**EXERCISE INSTRUCTIONS:** Pull out each line of the data that includes the word "ByLayer".
--------------------
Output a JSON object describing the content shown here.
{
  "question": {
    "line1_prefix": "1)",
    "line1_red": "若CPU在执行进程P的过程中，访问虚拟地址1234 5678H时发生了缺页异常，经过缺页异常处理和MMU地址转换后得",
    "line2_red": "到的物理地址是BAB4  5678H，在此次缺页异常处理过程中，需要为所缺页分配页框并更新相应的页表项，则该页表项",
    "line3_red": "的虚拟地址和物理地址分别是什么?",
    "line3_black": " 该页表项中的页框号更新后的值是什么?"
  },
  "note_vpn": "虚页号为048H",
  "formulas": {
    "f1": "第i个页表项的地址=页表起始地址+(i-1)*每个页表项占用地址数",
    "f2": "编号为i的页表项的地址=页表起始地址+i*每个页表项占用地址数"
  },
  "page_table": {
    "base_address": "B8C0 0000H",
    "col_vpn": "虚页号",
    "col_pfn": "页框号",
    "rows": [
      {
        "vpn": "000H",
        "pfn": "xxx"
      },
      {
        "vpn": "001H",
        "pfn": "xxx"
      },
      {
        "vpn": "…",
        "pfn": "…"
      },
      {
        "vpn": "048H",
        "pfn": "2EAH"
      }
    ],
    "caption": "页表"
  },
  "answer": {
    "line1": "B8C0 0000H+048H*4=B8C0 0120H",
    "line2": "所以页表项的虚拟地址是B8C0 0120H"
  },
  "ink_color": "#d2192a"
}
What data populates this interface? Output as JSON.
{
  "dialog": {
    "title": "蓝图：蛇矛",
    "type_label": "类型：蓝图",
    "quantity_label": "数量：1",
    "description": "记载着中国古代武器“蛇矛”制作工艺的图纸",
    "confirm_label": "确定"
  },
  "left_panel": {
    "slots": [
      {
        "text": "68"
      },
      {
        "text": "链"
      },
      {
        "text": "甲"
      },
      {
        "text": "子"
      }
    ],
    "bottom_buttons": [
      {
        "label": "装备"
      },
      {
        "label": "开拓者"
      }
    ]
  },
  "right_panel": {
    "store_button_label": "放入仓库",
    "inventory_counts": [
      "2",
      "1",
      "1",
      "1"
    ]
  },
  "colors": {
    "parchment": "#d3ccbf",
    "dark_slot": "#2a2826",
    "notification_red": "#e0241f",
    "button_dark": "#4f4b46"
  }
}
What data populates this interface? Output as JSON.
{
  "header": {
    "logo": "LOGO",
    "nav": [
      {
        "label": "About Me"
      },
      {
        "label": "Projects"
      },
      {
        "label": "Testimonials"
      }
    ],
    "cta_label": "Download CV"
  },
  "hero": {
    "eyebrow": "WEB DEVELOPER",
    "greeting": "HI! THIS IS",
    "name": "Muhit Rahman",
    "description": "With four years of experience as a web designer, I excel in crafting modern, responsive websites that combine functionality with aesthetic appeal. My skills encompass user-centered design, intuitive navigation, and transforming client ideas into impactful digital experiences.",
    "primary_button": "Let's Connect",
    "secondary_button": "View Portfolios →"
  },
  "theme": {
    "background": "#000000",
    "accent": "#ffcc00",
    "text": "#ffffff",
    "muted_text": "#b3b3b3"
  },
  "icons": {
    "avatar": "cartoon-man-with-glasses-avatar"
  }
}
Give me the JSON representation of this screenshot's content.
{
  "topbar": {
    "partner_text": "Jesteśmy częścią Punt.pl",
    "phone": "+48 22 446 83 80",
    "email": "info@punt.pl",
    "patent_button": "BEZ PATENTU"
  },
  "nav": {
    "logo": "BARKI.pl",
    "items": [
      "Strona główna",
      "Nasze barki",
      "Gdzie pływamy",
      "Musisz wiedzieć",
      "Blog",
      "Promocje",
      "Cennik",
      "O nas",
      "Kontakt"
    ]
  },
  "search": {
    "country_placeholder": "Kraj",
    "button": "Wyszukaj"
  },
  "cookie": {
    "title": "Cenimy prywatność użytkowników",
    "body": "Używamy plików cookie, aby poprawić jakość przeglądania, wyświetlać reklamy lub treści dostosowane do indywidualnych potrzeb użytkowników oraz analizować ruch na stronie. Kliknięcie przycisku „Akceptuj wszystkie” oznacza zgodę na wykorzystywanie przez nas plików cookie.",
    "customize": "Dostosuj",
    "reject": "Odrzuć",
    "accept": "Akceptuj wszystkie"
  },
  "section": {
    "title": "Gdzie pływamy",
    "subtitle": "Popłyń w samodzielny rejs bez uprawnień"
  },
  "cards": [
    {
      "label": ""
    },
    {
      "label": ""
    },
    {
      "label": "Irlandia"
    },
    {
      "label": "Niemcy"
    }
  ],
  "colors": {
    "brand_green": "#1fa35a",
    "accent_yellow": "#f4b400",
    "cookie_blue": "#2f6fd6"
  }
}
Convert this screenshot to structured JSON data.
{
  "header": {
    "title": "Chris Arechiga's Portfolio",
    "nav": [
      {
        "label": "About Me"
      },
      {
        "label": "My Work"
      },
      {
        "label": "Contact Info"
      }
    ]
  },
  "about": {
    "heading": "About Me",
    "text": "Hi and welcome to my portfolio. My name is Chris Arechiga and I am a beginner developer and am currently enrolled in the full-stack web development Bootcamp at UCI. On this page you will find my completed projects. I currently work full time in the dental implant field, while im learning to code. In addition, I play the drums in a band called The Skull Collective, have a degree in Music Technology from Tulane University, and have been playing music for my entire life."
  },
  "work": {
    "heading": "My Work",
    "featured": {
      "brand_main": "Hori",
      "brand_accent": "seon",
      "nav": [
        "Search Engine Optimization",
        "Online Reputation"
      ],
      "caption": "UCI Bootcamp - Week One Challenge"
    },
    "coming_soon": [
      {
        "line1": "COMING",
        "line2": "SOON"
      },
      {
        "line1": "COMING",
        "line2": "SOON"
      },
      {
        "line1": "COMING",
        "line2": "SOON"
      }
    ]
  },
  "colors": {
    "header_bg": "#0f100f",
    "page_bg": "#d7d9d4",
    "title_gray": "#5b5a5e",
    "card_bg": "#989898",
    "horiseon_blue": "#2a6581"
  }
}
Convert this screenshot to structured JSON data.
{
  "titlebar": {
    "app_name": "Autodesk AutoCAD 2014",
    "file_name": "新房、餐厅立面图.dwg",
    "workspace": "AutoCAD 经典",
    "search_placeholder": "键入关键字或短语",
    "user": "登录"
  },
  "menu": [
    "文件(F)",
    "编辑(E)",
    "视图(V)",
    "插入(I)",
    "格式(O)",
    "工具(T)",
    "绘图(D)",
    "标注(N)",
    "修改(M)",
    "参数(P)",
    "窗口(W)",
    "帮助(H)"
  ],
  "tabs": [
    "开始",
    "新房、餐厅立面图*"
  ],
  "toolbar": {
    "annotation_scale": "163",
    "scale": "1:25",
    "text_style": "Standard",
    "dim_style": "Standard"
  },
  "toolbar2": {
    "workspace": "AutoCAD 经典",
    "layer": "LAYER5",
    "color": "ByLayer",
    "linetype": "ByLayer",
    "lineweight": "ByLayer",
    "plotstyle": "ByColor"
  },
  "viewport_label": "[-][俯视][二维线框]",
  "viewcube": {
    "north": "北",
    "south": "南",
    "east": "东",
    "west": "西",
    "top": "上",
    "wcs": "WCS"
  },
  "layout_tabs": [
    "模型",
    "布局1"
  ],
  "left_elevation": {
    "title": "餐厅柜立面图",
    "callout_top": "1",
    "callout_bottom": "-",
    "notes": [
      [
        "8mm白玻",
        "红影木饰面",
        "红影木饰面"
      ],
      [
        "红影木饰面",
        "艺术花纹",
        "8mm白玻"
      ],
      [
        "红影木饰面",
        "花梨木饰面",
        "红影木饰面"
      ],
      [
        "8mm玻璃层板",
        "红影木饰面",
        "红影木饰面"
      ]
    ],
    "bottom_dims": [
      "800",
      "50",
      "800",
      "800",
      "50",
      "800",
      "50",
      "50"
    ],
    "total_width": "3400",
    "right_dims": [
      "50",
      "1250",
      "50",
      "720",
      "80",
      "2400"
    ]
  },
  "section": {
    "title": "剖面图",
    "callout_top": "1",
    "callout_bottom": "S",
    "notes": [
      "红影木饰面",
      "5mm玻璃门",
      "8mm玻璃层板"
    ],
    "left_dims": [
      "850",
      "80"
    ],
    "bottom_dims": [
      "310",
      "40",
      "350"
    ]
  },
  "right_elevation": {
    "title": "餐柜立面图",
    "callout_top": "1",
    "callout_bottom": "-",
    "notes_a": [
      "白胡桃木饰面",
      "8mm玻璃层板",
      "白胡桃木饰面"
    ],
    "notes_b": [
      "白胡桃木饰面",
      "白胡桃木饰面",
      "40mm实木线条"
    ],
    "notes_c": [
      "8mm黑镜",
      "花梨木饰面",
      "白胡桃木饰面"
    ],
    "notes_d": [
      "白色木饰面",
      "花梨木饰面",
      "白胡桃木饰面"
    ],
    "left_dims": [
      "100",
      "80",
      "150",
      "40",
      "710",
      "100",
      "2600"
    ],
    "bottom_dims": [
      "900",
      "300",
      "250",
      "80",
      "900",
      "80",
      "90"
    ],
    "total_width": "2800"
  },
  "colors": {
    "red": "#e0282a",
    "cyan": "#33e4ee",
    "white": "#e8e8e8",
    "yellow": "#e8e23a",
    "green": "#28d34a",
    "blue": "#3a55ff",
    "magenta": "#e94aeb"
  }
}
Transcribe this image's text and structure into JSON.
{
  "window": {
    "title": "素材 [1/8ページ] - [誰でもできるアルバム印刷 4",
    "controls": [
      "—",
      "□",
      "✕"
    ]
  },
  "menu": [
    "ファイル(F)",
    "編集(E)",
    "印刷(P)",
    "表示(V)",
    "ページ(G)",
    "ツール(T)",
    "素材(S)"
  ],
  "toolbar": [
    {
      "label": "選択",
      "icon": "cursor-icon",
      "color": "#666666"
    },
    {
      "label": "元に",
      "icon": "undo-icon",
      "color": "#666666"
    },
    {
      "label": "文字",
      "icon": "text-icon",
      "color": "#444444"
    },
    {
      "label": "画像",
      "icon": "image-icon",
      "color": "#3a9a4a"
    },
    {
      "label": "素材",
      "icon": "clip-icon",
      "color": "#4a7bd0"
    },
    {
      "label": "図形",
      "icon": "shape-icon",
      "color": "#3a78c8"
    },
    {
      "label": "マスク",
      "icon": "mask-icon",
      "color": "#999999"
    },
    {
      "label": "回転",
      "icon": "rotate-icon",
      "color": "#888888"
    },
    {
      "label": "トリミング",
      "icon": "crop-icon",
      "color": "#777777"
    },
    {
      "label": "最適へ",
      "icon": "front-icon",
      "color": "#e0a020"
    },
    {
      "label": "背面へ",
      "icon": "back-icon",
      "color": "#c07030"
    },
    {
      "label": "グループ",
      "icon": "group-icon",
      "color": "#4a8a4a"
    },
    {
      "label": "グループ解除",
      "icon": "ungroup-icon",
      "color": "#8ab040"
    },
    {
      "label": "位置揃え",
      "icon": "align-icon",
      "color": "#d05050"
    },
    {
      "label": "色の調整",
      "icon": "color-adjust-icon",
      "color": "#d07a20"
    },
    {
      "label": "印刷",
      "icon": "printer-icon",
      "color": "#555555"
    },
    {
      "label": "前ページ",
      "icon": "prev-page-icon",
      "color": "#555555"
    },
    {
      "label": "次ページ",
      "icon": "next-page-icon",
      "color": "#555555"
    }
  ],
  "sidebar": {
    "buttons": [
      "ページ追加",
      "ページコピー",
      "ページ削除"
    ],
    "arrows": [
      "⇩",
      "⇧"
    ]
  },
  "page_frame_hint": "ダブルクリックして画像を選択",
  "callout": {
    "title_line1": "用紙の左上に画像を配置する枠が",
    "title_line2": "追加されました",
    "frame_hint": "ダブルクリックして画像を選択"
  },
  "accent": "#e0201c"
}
--------------------
**IN RESPONSE:**
    "color": "ByLayer",
    "linetype": "ByLayer",
    "lineweight": "ByLayer",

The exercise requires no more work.